§ **Work instructions**: Could you please find each line in the records that contains the word "immune" and copy it?

** Opening Records block **

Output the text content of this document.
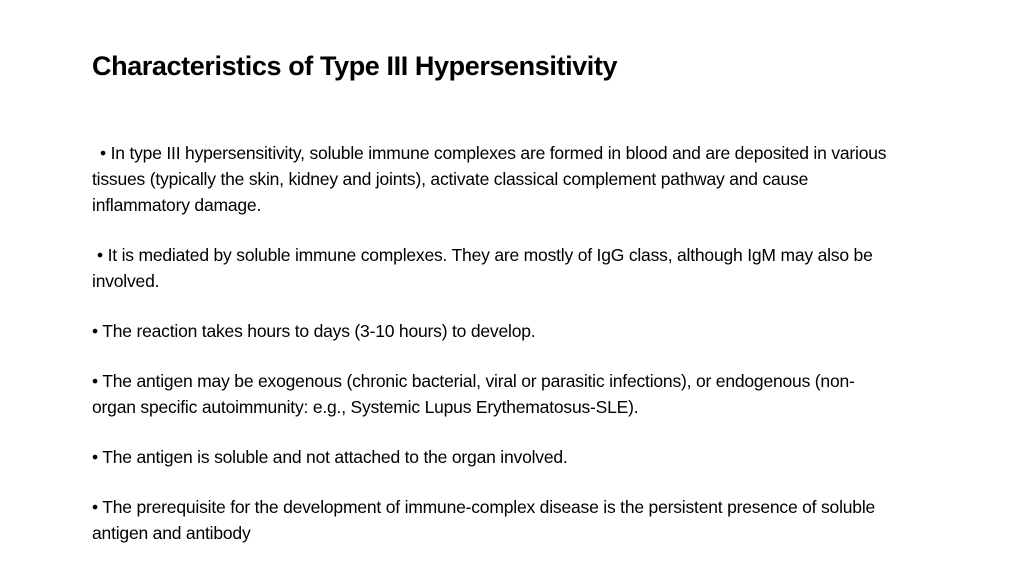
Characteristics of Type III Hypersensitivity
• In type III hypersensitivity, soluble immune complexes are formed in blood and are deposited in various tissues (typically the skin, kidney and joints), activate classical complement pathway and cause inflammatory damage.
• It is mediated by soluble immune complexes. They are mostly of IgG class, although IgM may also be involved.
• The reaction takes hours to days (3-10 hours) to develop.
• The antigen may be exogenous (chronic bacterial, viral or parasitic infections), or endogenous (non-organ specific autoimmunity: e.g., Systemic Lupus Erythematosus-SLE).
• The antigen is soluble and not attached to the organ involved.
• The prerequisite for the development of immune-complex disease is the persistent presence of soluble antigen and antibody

** Closing Records block **
** Opening Records block **

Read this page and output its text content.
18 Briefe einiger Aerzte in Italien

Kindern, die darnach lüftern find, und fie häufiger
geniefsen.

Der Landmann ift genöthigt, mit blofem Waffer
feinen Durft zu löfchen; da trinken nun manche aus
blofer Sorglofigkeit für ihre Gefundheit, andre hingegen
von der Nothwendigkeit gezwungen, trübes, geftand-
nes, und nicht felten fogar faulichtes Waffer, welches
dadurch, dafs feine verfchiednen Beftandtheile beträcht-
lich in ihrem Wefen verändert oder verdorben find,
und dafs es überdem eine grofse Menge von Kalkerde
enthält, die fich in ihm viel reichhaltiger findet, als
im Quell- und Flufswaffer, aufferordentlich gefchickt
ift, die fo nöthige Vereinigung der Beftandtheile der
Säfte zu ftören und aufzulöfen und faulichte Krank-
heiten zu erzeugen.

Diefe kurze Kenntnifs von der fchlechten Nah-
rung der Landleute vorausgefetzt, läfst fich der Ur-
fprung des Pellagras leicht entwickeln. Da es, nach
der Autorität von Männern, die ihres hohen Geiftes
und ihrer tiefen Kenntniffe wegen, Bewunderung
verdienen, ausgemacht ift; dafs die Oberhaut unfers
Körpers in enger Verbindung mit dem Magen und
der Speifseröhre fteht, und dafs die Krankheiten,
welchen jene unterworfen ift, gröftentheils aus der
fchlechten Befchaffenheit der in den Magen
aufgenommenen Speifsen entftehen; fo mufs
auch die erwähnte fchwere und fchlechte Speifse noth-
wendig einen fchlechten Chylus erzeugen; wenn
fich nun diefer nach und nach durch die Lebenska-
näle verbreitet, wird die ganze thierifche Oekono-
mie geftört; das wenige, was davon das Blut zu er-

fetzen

** Closing Records block **

§ **Exercise result**:
• In type III hypersensitivity, soluble immune complexes are formed in blood and are deposited in various tissues (typically the skin, kidney and joints), activate classical complement pathway and cause inflammatory damage.
• It is mediated by soluble immune complexes. They are mostly of IgG class, although IgM may also be involved.
• The prerequisite for the development of immune-complex disease is the persistent presence of soluble antigen and antibody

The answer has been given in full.